- [Task goal]: Give back the records below exactly, every one, with no pictures.

- [Data excerpts]:
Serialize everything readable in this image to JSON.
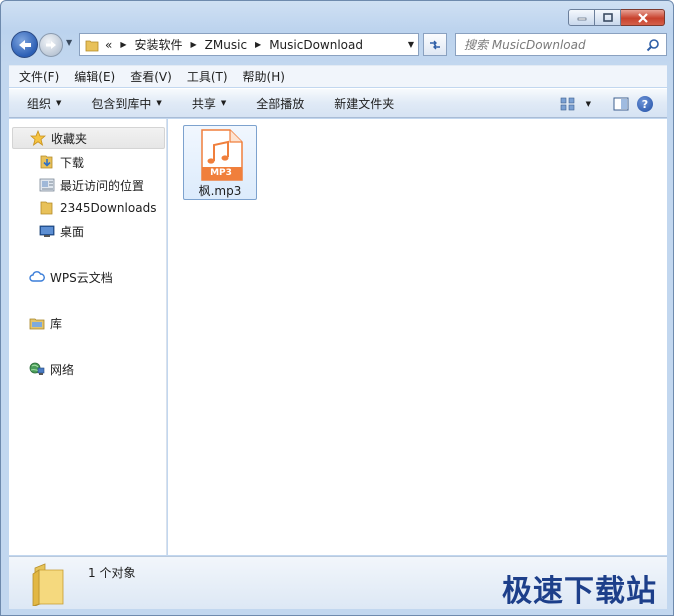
{
  "address": {
    "overflow": "«",
    "crumbs": [
      "安装软件",
      "ZMusic",
      "MusicDownload"
    ]
  },
  "search": {
    "placeholder": "搜索 MusicDownload"
  },
  "menu": [
    "文件(F)",
    "编辑(E)",
    "查看(V)",
    "工具(T)",
    "帮助(H)"
  ],
  "commands": {
    "organize": "组织",
    "include_library": "包含到库中",
    "share": "共享",
    "play_all": "全部播放",
    "new_folder": "新建文件夹"
  },
  "nav": {
    "favorites": "收藏夹",
    "downloads": "下载",
    "recent": "最近访问的位置",
    "downloads2345": "2345Downloads",
    "desktop": "桌面",
    "wps": "WPS云文档",
    "library": "库",
    "network": "网络"
  },
  "files": [
    {
      "name": "枫.mp3",
      "badge": "MP3"
    }
  ],
  "status": {
    "count": "1 个对象"
  },
  "watermark": "极速下载站",
  "colors": {
    "mp3_accent": "#f07f3c",
    "watermark": "#1d3f8a"
  }
}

- [Expected answer]:
Serialize everything readable in this image to JSON.
{
  "address": {
    "overflow": "«",
    "crumbs": [
      "安装软件",
      "ZMusic",
      "MusicDownload"
    ]
  },
  "search": {
    "placeholder": "搜索 MusicDownload"
  },
  "menu": [
    "文件(F)",
    "编辑(E)",
    "查看(V)",
    "工具(T)",
    "帮助(H)"
  ],
  "commands": {
    "organize": "组织",
    "include_library": "包含到库中",
    "share": "共享",
    "play_all": "全部播放",
    "new_folder": "新建文件夹"
  },
  "nav": {
    "favorites": "收藏夹",
    "downloads": "下载",
    "recent": "最近访问的位置",
    "downloads2345": "2345Downloads",
    "desktop": "桌面",
    "wps": "WPS云文档",
    "library": "库",
    "network": "网络"
  },
  "files": [
    {
      "name": "枫.mp3",
      "badge": "MP3"
    }
  ],
  "status": {
    "count": "1 个对象"
  },
  "watermark": "极速下载站",
  "colors": {
    "mp3_accent": "#f07f3c",
    "watermark": "#1d3f8a"
  }
}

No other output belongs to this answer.